------ RECORD EXTRACTS ------
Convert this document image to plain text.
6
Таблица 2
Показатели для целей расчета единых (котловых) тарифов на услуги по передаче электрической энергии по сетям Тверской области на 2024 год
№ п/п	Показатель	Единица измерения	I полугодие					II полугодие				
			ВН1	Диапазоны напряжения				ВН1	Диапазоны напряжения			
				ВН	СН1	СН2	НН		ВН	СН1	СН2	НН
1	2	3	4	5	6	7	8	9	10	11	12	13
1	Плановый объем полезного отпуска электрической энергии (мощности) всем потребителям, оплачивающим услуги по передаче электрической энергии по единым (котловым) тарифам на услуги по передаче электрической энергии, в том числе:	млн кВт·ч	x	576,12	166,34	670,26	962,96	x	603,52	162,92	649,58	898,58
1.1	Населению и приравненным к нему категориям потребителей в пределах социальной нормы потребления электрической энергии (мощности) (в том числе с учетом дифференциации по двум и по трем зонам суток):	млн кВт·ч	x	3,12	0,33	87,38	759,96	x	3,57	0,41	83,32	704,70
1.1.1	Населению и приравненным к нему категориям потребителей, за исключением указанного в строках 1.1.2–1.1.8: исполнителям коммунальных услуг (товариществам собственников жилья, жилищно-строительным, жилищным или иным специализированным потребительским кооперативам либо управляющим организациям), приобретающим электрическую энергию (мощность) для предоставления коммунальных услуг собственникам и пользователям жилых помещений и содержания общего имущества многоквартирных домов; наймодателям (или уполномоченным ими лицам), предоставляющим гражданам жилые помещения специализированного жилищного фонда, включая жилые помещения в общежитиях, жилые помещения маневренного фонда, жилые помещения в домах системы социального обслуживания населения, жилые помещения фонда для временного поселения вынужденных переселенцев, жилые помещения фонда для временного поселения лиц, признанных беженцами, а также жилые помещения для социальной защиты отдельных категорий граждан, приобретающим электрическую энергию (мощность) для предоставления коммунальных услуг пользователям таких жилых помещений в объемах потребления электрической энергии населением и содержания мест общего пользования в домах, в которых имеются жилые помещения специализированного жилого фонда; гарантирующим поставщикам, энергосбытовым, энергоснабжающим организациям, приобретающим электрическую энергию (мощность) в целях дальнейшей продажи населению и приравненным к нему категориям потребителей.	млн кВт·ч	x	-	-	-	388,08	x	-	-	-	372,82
------
Copy each line of the listing in which the word "услуги" can be found.

▸ **REPLY TO THE TASK**:
Показатели для целей расчета единых (котловых) тарифов на услуги по передаче электрической энергии по сетям Тверской области на 2024 год
1	Плановый объем полезного отпуска электрической энергии (мощности) всем потребителям, оплачивающим услуги по передаче электрической энергии по единым (котловым) тарифам на услуги по передаче электрической энергии, в том числе:	млн кВт·ч	x	576,12	166,34	670,26	962,96	x	603,52	162,92	649,58	898,58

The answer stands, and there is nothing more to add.